Stored data
-- begin --

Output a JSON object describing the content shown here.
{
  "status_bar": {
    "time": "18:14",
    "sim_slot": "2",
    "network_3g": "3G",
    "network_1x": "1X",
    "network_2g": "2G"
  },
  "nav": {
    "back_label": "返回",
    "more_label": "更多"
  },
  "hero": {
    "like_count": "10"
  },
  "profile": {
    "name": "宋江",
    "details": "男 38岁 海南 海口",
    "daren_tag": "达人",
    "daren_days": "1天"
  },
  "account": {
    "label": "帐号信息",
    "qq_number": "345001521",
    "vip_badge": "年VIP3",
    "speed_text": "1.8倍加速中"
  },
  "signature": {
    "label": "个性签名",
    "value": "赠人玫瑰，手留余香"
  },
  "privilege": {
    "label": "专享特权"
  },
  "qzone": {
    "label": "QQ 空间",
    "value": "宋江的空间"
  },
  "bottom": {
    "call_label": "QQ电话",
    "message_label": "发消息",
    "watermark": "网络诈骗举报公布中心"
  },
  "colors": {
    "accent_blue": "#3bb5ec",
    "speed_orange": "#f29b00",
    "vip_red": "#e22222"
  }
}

-- end --

INSTRUCTION:
Extract each line from the listing above, please, and repeat it exactly.

RESULT:
Output a JSON object describing the content shown here.
{
  "status_bar": {
    "time": "18:14",
    "sim_slot": "2",
    "network_3g": "3G",
    "network_1x": "1X",
    "network_2g": "2G"
  },
  "nav": {
    "back_label": "返回",
    "more_label": "更多"
  },
  "hero": {
    "like_count": "10"
  },
  "profile": {
    "name": "宋江",
    "details": "男 38岁 海南 海口",
    "daren_tag": "达人",
    "daren_days": "1天"
  },
  "account": {
    "label": "帐号信息",
    "qq_number": "345001521",
    "vip_badge": "年VIP3",
    "speed_text": "1.8倍加速中"
  },
  "signature": {
    "label": "个性签名",
    "value": "赠人玫瑰，手留余香"
  },
  "privilege": {
    "label": "专享特权"
  },
  "qzone": {
    "label": "QQ 空间",
    "value": "宋江的空间"
  },
  "bottom": {
    "call_label": "QQ电话",
    "message_label": "发消息",
    "watermark": "网络诈骗举报公布中心"
  },
  "colors": {
    "accent_blue": "#3bb5ec",
    "speed_orange": "#f29b00",
    "vip_red": "#e22222"
  }
}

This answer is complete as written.